◆ **What to produce**:
Find how many lines in the material contain "Verba"; your answer should be that number alone.
☆ ☆ ☆ ☆ ☆
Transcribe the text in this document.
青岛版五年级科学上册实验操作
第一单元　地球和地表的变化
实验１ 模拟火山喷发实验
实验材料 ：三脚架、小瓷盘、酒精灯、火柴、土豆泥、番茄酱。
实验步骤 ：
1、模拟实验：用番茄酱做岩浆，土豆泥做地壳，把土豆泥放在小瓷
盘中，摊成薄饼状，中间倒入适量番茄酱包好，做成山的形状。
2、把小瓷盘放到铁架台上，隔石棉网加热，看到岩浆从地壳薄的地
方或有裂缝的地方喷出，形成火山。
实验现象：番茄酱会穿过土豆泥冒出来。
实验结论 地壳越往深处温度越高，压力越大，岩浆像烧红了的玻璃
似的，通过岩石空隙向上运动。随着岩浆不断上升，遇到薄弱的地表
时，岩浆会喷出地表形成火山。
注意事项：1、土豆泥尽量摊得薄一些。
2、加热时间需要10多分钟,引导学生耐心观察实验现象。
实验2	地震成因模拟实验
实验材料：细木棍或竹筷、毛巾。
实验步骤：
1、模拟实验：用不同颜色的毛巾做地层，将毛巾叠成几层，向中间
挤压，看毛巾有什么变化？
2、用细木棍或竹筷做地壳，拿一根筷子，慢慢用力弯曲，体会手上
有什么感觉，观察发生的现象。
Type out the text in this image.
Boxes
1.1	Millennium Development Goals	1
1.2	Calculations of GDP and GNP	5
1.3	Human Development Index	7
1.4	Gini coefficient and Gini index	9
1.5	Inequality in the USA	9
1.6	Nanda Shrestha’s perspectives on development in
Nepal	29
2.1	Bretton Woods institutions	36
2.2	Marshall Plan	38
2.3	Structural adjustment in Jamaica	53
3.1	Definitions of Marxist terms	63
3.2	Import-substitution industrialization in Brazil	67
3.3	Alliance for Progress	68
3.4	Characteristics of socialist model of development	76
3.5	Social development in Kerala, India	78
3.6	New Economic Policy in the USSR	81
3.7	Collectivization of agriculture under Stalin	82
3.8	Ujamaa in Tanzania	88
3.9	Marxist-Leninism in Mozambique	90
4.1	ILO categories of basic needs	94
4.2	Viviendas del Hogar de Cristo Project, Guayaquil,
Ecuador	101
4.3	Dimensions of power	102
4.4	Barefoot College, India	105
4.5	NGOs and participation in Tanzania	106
☆ ☆ ☆ ☆ ☆
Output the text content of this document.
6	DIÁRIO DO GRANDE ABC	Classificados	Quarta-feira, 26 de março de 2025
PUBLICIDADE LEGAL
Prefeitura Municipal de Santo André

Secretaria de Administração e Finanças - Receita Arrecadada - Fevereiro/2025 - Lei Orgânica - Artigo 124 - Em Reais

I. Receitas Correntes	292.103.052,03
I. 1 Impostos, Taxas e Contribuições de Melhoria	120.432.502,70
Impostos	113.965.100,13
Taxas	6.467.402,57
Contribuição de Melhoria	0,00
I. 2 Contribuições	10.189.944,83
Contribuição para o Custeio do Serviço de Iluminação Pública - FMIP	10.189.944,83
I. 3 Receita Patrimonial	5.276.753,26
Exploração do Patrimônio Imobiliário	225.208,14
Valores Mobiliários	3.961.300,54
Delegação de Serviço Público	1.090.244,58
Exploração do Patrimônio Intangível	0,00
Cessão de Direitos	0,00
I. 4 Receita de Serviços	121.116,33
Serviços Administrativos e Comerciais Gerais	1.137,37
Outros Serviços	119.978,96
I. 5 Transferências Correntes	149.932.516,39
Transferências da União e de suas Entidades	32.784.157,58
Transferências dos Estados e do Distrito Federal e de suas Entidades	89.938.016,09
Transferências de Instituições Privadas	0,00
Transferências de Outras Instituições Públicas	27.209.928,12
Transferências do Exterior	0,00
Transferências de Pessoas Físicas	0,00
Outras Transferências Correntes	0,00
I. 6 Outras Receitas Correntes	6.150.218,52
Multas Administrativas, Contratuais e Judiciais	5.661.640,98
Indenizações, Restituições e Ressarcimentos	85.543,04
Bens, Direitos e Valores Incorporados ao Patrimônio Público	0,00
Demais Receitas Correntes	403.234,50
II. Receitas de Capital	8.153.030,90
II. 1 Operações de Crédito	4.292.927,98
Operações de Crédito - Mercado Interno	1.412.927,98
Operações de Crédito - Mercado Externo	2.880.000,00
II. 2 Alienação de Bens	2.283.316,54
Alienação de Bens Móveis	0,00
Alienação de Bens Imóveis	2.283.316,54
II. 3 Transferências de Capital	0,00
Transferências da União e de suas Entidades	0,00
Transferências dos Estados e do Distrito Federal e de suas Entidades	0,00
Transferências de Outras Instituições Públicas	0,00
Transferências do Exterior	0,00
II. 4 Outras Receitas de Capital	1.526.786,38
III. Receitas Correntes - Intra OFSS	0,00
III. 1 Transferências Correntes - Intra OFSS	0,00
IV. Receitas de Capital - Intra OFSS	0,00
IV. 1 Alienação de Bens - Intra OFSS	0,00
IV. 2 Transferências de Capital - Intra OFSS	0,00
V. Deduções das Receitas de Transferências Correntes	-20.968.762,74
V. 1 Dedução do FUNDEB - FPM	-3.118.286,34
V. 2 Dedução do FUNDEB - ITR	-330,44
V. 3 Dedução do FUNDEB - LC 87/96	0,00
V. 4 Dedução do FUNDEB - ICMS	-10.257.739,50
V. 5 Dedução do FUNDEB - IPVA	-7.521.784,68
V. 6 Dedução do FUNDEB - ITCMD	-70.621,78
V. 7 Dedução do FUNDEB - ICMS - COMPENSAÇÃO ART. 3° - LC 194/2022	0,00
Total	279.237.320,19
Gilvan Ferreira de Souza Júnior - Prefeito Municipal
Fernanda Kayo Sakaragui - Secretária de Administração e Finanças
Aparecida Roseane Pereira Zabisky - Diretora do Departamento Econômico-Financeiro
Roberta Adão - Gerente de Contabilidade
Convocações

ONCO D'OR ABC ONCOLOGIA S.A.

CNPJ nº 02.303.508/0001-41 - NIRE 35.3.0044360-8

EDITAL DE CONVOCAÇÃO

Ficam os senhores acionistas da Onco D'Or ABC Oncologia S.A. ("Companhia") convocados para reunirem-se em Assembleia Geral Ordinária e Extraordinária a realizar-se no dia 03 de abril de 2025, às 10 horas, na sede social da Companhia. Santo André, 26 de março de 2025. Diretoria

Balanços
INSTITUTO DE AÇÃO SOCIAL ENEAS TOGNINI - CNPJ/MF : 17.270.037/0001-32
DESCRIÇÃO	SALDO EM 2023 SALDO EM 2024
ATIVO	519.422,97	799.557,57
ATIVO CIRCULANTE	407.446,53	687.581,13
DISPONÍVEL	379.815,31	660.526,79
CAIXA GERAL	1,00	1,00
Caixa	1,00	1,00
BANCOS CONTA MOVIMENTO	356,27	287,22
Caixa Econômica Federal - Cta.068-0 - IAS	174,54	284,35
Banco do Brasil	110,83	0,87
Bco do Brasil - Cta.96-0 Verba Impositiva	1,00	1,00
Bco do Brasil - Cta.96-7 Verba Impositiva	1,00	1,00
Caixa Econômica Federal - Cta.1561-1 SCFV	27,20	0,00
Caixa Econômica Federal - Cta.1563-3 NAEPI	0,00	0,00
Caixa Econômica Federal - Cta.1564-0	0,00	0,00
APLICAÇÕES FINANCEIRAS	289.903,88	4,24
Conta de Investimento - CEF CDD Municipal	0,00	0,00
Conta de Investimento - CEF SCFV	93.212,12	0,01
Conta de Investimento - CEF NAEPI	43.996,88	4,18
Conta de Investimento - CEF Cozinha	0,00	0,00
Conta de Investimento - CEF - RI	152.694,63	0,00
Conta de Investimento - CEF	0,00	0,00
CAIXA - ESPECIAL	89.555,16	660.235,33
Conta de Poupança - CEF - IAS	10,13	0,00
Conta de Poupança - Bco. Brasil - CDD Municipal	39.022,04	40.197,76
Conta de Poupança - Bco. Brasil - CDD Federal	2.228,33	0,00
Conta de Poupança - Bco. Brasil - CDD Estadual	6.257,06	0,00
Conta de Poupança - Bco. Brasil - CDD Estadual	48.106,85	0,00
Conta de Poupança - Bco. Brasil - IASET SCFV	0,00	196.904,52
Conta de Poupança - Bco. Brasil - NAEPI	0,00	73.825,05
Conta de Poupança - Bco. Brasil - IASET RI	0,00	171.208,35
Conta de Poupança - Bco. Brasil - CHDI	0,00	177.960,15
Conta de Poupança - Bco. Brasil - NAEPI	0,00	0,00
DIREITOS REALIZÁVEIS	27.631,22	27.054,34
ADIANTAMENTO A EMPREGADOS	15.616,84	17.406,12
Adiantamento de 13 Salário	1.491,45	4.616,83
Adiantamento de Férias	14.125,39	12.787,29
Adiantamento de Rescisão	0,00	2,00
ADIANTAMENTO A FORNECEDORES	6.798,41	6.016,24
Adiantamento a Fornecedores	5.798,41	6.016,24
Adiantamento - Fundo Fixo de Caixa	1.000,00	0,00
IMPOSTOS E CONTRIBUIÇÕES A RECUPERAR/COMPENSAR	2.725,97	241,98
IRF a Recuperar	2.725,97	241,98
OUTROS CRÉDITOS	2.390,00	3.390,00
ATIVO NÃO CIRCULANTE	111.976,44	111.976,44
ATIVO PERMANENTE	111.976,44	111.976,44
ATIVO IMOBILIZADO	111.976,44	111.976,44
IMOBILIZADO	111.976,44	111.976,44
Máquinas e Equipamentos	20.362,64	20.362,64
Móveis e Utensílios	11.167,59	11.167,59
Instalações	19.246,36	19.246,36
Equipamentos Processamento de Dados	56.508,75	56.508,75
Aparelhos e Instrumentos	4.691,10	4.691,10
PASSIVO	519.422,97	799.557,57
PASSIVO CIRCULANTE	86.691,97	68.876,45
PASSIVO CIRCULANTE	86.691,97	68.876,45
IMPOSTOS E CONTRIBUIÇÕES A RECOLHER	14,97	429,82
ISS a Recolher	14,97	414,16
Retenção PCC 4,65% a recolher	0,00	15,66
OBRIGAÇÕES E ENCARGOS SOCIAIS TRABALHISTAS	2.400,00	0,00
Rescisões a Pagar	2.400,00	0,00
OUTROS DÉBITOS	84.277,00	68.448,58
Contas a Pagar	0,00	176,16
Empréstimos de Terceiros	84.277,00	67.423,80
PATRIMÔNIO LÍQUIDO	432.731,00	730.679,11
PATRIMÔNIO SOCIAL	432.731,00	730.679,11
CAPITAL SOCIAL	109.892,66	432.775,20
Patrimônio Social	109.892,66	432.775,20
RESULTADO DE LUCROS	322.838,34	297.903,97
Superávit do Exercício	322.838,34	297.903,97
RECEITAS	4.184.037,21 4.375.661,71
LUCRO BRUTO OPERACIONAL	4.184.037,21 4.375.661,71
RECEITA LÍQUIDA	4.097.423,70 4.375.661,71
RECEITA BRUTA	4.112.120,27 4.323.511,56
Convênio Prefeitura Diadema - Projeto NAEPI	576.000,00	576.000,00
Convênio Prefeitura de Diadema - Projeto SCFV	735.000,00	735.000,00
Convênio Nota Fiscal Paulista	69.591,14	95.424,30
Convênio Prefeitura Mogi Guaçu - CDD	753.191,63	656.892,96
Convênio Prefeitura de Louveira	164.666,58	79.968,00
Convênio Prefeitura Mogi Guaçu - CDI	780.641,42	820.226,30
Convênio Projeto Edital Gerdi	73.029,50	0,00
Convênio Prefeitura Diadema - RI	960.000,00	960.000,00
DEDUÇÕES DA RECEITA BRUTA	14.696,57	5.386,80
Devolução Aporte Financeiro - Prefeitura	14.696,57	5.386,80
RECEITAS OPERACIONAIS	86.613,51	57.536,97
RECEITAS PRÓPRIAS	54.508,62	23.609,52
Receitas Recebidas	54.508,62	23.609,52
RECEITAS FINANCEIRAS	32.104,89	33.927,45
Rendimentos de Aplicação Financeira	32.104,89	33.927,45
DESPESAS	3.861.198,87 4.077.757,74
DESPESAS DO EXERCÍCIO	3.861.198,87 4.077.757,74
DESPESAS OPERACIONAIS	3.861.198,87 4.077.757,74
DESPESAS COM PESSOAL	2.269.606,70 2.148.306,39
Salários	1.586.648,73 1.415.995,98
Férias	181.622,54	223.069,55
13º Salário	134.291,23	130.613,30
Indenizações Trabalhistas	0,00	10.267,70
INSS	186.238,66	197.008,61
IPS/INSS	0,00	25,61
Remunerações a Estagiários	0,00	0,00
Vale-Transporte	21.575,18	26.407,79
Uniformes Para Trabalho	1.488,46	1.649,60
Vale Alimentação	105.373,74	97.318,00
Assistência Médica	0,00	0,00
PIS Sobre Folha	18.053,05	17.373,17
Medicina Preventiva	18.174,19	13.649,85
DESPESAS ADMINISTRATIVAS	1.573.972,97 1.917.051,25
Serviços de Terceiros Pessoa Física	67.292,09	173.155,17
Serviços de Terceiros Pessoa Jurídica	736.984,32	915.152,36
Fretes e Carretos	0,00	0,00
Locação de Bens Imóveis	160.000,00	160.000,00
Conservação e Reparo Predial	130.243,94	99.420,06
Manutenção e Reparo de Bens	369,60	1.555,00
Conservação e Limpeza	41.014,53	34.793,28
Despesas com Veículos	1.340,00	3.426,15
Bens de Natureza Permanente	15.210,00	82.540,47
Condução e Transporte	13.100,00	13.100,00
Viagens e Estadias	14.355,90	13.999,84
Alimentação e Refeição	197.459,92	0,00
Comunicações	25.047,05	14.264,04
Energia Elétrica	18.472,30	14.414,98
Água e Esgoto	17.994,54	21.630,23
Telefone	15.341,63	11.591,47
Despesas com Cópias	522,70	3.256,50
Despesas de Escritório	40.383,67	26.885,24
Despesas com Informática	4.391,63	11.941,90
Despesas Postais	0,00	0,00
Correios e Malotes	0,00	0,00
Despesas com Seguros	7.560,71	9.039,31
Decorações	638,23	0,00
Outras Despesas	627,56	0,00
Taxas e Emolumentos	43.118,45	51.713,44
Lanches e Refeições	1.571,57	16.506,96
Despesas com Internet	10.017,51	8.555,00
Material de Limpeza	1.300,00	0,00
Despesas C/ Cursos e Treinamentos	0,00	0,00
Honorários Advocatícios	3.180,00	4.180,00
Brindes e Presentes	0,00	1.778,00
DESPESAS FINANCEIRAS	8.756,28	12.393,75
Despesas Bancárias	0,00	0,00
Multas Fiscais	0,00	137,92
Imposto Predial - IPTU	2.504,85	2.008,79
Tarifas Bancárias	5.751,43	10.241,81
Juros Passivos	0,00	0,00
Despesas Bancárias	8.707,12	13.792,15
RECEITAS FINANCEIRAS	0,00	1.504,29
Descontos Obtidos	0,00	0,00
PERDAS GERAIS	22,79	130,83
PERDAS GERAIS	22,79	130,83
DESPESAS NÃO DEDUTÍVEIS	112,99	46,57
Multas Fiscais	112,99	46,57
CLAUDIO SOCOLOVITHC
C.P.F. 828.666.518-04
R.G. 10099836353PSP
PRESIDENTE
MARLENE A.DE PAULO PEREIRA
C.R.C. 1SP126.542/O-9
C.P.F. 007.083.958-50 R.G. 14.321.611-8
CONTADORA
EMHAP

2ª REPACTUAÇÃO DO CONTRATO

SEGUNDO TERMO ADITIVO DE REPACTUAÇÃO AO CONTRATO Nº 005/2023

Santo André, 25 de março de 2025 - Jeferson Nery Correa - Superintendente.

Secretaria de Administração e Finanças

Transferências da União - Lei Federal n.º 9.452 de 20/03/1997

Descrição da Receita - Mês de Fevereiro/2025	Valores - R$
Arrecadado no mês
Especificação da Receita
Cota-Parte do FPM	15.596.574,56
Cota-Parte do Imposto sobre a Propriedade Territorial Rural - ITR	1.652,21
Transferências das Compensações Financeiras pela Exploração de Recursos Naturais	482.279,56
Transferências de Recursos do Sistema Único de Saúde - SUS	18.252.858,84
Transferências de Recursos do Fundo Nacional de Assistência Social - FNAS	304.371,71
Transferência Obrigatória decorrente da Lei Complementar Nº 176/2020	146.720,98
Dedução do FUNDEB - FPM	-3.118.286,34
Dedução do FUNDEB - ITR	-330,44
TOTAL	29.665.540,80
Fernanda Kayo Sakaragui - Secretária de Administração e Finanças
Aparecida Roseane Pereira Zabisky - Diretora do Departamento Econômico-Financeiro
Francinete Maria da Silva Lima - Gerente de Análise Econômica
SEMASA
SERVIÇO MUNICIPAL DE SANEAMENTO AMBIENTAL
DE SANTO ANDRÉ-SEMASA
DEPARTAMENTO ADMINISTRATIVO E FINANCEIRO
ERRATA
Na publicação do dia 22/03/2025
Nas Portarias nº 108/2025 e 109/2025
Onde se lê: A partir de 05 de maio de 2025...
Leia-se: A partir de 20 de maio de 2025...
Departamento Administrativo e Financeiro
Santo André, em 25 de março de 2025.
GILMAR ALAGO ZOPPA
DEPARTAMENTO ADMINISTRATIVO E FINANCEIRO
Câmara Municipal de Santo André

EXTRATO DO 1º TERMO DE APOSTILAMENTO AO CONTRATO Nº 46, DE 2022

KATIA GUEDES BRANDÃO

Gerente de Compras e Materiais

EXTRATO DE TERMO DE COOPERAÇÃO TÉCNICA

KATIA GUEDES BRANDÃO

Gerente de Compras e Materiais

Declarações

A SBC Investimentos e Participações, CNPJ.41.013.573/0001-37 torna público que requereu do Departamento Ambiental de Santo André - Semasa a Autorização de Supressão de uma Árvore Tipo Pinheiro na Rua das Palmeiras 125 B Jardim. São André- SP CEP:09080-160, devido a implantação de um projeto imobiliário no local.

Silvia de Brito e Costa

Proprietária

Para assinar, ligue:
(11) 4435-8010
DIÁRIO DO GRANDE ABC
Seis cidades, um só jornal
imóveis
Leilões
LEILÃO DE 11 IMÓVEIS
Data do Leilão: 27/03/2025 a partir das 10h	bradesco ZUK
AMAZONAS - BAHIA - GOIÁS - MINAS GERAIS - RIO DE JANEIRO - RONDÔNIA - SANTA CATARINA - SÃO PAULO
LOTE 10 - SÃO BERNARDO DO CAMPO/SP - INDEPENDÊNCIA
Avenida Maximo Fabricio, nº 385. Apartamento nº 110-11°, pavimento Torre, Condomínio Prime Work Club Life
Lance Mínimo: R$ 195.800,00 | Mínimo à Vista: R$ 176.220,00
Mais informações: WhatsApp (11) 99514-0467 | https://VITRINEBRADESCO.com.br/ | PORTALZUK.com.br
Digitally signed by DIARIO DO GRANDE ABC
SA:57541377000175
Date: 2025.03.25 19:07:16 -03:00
☆ ☆ ☆ ☆ ☆
◆ **Written solution**:
2